What you should do
Go through the entries below and copy each line containing the word "Beilagensalat".

--- start ---

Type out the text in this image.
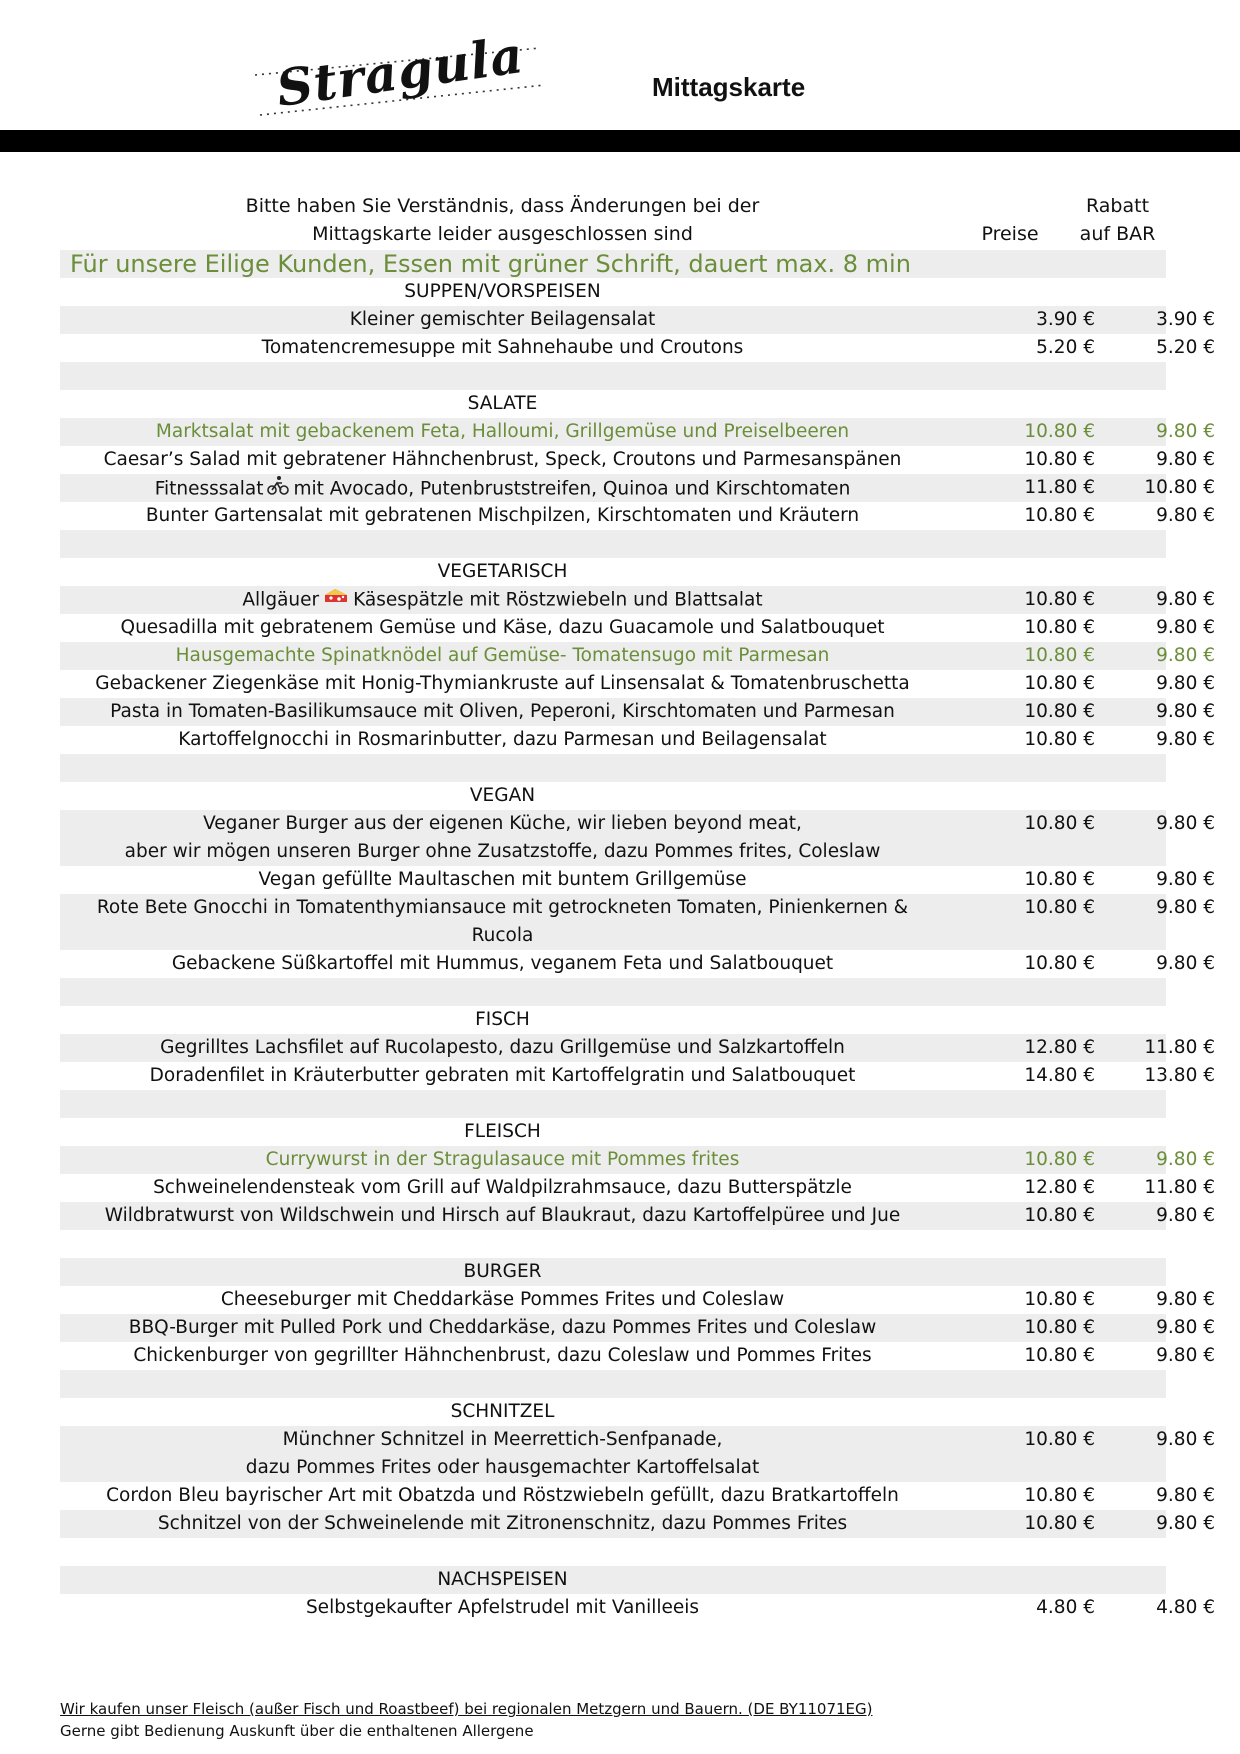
Stragula	Mittagskarte
Bitte haben Sie Verständnis, dass Änderungen bei der
Mittagskarte leider ausgeschlossen sind	Preise
Rabatt
auf BAR
Für unsere Eilige Kunden, Essen mit grüner Schrift, dauert max. 8 min
SUPPEN/VORSPEISEN
Kleiner gemischter Beilagensalat	3.90 €	3.90 €
Tomatencremesuppe mit Sahnehaube und Croutons	5.20 €	5.20 €
SALATE
Marktsalat mit gebackenem Feta, Halloumi, Grillgemüse und Preiselbeeren	10.80 €	9.80 €
Caesar’s Salad mit gebratener Hähnchenbrust, Speck, Croutons und Parmesanspänen	10.80 €	9.80 €
Fitnesssalat mit Avocado, Putenbruststreifen, Quinoa und Kirschtomaten	11.80 €	10.80 €
Bunter Gartensalat mit gebratenen Mischpilzen, Kirschtomaten und Kräutern	10.80 €	9.80 €
VEGETARISCH
Allgäuer Käsespätzle mit Röstzwiebeln und Blattsalat	10.80 €	9.80 €
Quesadilla mit gebratenem Gemüse und Käse, dazu Guacamole und Salatbouquet	10.80 €	9.80 €
Hausgemachte Spinatknödel auf Gemüse- Tomatensugo mit Parmesan	10.80 €	9.80 €
Gebackener Ziegenkäse mit Honig-Thymiankruste auf Linsensalat & Tomatenbruschetta	10.80 €	9.80 €
Pasta in Tomaten-Basilikumsauce mit Oliven, Peperoni, Kirschtomaten und Parmesan	10.80 €	9.80 €
Kartoffelgnocchi in Rosmarinbutter, dazu Parmesan und Beilagensalat	10.80 €	9.80 €
VEGAN
Veganer Burger aus der eigenen Küche, wir lieben beyond meat,
aber wir mögen unseren Burger ohne Zusatzstoffe, dazu Pommes frites, Coleslaw
10.80 €	9.80 €
Vegan gefüllte Maultaschen mit buntem Grillgemüse	10.80 €	9.80 €
Rote Bete Gnocchi in Tomatenthymiansauce mit getrockneten Tomaten, Pinienkernen &
Rucola
10.80 €	9.80 €
Gebackene Süßkartoffel mit Hummus, veganem Feta und Salatbouquet	10.80 €	9.80 €
FISCH
Gegrilltes Lachsfilet auf Rucolapesto, dazu Grillgemüse und Salzkartoffeln	12.80 €	11.80 €
Doradenfilet in Kräuterbutter gebraten mit Kartoffelgratin und Salatbouquet	14.80 €	13.80 €
FLEISCH
Currywurst in der Stragulasauce mit Pommes frites	10.80 €	9.80 €
Schweinelendensteak vom Grill auf Waldpilzrahmsauce, dazu Butterspätzle	12.80 €	11.80 €
Wildbratwurst von Wildschwein und Hirsch auf Blaukraut, dazu Kartoffelpüree und Jue	10.80 €	9.80 €
BURGER
Cheeseburger mit Cheddarkäse Pommes Frites und Coleslaw	10.80 €	9.80 €
BBQ-Burger mit Pulled Pork und Cheddarkäse, dazu Pommes Frites und Coleslaw	10.80 €	9.80 €
Chickenburger von gegrillter Hähnchenbrust, dazu Coleslaw und Pommes Frites	10.80 €	9.80 €
SCHNITZEL
Münchner Schnitzel in Meerrettich-Senfpanade,
dazu Pommes Frites oder hausgemachter Kartoffelsalat
10.80 €	9.80 €
Cordon Bleu bayrischer Art mit Obatzda und Röstzwiebeln gefüllt, dazu Bratkartoffeln	10.80 €	9.80 €
Schnitzel von der Schweinelende mit Zitronenschnitz, dazu Pommes Frites	10.80 €	9.80 €
NACHSPEISEN
Selbstgekaufter Apfelstrudel mit Vanilleeis	4.80 €	4.80 €
Wir kaufen unser Fleisch (außer Fisch und Roastbeef) bei regionalen Metzgern und Bauern. (DE BY11071EG)
Gerne gibt Bedienung Auskunft über die enthaltenen Allergene
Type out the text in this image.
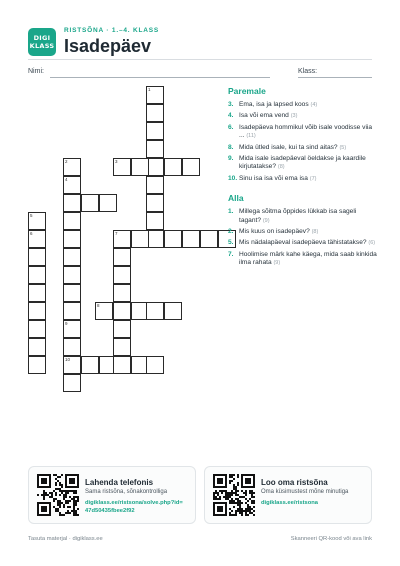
DIGI
KLASS
RISTSÕNA · 1.–4. KLASS
Isadepäev
Nimi:	Klass:
1
2	3
4
5
6	7
8
9
10
Paremale
3. Ema, isa ja lapsed koos (4)
4. Isa või ema vend (3)
6. Isadepäeva hommikul võib isale voodisse viia ... (11)
8. Mida ütled isale, kui ta sind aitas? (5)
9. Mida isale isadepäeval öeldakse ja kaardile kirjutatakse? (8)
10. Sinu isa isa või ema isa (7)
Alla
1. Millega sõitma õppides lükkab isa sageli tagant? (9)
2. Mis kuus on isadepäev? (8)
5. Mis nädalapäeval isadepäeva tähistatakse? (6)
7. Hoolimise märk kahe käega, mida saab kinkida ilma rahata (9)
Lahenda telefonis
Sama ristsõna, sõnakontrolliga
digiklass.ee/ristsona/solve.php?id=47d50435fbee2f92
Loo oma ristsõna
Oma küsimustest mõne minutiga
digiklass.ee/ristsona
Tasuta materjal · digiklass.ee	Skanneeri QR-kood või ava link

--- end ---

Exercise result
Kleiner gemischter Beilagensalat	3.90 €	3.90 €
Kartoffelgnocchi in Rosmarinbutter, dazu Parmesan und Beilagensalat	10.80 €	9.80 €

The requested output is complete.